**WORK TO DO**:
Copy out the listing exactly.
-- start of RECORDS SUPPLIED --
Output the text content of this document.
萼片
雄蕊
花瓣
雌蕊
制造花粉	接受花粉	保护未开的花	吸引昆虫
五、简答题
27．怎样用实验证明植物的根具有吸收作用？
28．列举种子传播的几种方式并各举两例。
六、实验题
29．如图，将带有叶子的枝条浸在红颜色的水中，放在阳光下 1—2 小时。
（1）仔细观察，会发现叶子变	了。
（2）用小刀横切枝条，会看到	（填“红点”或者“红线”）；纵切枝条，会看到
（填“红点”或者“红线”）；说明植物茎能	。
-- end of RECORDS SUPPLIED --
**CORRECT OUTPUT**:
Output the text content of this document.
萼片
雄蕊
花瓣
雌蕊
制造花粉	接受花粉	保护未开的花	吸引昆虫
五、简答题
27．怎样用实验证明植物的根具有吸收作用？
28．列举种子传播的几种方式并各举两例。
六、实验题
29．如图，将带有叶子的枝条浸在红颜色的水中，放在阳光下 1—2 小时。
（1）仔细观察，会发现叶子变	了。
（2）用小刀横切枝条，会看到	（填“红点”或者“红线”）；纵切枝条，会看到
（填“红点”或者“红线”）；说明植物茎能	。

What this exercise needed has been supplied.